■ **INPUT RECORDS**:

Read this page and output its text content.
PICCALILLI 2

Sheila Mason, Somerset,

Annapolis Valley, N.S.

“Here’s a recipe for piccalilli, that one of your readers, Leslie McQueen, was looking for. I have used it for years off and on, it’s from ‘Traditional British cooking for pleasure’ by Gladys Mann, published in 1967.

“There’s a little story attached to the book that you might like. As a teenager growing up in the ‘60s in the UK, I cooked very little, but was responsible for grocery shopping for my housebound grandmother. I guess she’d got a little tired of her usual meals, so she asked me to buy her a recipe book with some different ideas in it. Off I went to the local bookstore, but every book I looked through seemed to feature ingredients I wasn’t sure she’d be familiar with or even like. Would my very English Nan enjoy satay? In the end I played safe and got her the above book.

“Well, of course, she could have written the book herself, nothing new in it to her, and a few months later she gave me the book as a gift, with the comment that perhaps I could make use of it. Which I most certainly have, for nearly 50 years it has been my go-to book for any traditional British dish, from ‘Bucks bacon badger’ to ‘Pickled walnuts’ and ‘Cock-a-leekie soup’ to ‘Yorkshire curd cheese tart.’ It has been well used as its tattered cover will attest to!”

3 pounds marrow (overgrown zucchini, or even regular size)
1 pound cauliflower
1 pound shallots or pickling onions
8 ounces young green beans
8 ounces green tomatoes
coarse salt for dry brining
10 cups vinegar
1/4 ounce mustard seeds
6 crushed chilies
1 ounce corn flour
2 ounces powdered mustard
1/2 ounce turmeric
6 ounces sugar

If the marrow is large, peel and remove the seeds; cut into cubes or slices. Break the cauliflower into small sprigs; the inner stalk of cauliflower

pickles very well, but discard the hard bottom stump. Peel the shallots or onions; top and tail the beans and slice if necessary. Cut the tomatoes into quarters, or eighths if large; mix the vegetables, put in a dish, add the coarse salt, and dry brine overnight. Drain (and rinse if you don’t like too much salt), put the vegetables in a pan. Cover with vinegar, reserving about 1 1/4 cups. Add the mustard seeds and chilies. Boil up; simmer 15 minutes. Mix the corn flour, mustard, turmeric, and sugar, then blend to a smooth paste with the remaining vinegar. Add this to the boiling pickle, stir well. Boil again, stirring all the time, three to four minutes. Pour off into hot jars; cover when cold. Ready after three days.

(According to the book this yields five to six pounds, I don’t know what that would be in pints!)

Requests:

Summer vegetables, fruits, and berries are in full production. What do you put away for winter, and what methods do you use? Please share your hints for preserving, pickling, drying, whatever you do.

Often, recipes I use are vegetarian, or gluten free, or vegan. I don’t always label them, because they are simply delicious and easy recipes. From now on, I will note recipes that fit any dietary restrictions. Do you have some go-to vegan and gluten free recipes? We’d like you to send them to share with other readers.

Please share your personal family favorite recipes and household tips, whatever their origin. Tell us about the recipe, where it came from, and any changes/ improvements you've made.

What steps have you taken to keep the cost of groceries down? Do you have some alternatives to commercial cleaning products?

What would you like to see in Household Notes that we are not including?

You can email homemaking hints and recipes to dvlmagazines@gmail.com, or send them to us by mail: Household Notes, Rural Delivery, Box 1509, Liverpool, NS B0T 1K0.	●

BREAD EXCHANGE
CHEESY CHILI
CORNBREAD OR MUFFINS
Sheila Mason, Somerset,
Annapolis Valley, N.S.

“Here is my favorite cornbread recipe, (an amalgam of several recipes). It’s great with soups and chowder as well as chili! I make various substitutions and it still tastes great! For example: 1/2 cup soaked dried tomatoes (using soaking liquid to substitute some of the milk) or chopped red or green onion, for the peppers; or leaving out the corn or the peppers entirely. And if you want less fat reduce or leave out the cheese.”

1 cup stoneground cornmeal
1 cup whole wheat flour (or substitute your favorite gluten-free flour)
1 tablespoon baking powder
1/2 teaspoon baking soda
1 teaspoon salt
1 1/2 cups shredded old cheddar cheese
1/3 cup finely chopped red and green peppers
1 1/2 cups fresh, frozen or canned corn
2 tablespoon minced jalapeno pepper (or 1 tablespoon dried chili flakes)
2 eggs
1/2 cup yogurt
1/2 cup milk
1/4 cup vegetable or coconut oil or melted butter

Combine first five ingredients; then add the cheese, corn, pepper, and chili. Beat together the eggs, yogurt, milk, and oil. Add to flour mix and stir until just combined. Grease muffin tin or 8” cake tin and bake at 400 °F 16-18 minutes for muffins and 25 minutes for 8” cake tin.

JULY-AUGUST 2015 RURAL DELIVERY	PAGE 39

■ **YOUR GOAL**:
Take the entries above and transcribe them exactly.

■ **SOLUTION TO THIS EXERCISE**:
Read this page and output its text content.
PICCALILLI 2

Sheila Mason, Somerset,

Annapolis Valley, N.S.

“Here’s a recipe for piccalilli, that one of your readers, Leslie McQueen, was looking for. I have used it for years off and on, it’s from ‘Traditional British cooking for pleasure’ by Gladys Mann, published in 1967.

“There’s a little story attached to the book that you might like. As a teenager growing up in the ‘60s in the UK, I cooked very little, but was responsible for grocery shopping for my housebound grandmother. I guess she’d got a little tired of her usual meals, so she asked me to buy her a recipe book with some different ideas in it. Off I went to the local bookstore, but every book I looked through seemed to feature ingredients I wasn’t sure she’d be familiar with or even like. Would my very English Nan enjoy satay? In the end I played safe and got her the above book.

“Well, of course, she could have written the book herself, nothing new in it to her, and a few months later she gave me the book as a gift, with the comment that perhaps I could make use of it. Which I most certainly have, for nearly 50 years it has been my go-to book for any traditional British dish, from ‘Bucks bacon badger’ to ‘Pickled walnuts’ and ‘Cock-a-leekie soup’ to ‘Yorkshire curd cheese tart.’ It has been well used as its tattered cover will attest to!”

3 pounds marrow (overgrown zucchini, or even regular size)
1 pound cauliflower
1 pound shallots or pickling onions
8 ounces young green beans
8 ounces green tomatoes
coarse salt for dry brining
10 cups vinegar
1/4 ounce mustard seeds
6 crushed chilies
1 ounce corn flour
2 ounces powdered mustard
1/2 ounce turmeric
6 ounces sugar

If the marrow is large, peel and remove the seeds; cut into cubes or slices. Break the cauliflower into small sprigs; the inner stalk of cauliflower

pickles very well, but discard the hard bottom stump. Peel the shallots or onions; top and tail the beans and slice if necessary. Cut the tomatoes into quarters, or eighths if large; mix the vegetables, put in a dish, add the coarse salt, and dry brine overnight. Drain (and rinse if you don’t like too much salt), put the vegetables in a pan. Cover with vinegar, reserving about 1 1/4 cups. Add the mustard seeds and chilies. Boil up; simmer 15 minutes. Mix the corn flour, mustard, turmeric, and sugar, then blend to a smooth paste with the remaining vinegar. Add this to the boiling pickle, stir well. Boil again, stirring all the time, three to four minutes. Pour off into hot jars; cover when cold. Ready after three days.

(According to the book this yields five to six pounds, I don’t know what that would be in pints!)

Requests:

Summer vegetables, fruits, and berries are in full production. What do you put away for winter, and what methods do you use? Please share your hints for preserving, pickling, drying, whatever you do.

Often, recipes I use are vegetarian, or gluten free, or vegan. I don’t always label them, because they are simply delicious and easy recipes. From now on, I will note recipes that fit any dietary restrictions. Do you have some go-to vegan and gluten free recipes? We’d like you to send them to share with other readers.

Please share your personal family favorite recipes and household tips, whatever their origin. Tell us about the recipe, where it came from, and any changes/ improvements you've made.

What steps have you taken to keep the cost of groceries down? Do you have some alternatives to commercial cleaning products?

What would you like to see in Household Notes that we are not including?

You can email homemaking hints and recipes to dvlmagazines@gmail.com, or send them to us by mail: Household Notes, Rural Delivery, Box 1509, Liverpool, NS B0T 1K0.	●

BREAD EXCHANGE
CHEESY CHILI
CORNBREAD OR MUFFINS
Sheila Mason, Somerset,
Annapolis Valley, N.S.

“Here is my favorite cornbread recipe, (an amalgam of several recipes). It’s great with soups and chowder as well as chili! I make various substitutions and it still tastes great! For example: 1/2 cup soaked dried tomatoes (using soaking liquid to substitute some of the milk) or chopped red or green onion, for the peppers; or leaving out the corn or the peppers entirely. And if you want less fat reduce or leave out the cheese.”

1 cup stoneground cornmeal
1 cup whole wheat flour (or substitute your favorite gluten-free flour)
1 tablespoon baking powder
1/2 teaspoon baking soda
1 teaspoon salt
1 1/2 cups shredded old cheddar cheese
1/3 cup finely chopped red and green peppers
1 1/2 cups fresh, frozen or canned corn
2 tablespoon minced jalapeno pepper (or 1 tablespoon dried chili flakes)
2 eggs
1/2 cup yogurt
1/2 cup milk
1/4 cup vegetable or coconut oil or melted butter

Combine first five ingredients; then add the cheese, corn, pepper, and chili. Beat together the eggs, yogurt, milk, and oil. Add to flour mix and stir until just combined. Grease muffin tin or 8” cake tin and bake at 400 °F 16-18 minutes for muffins and 25 minutes for 8” cake tin.

JULY-AUGUST 2015 RURAL DELIVERY	PAGE 39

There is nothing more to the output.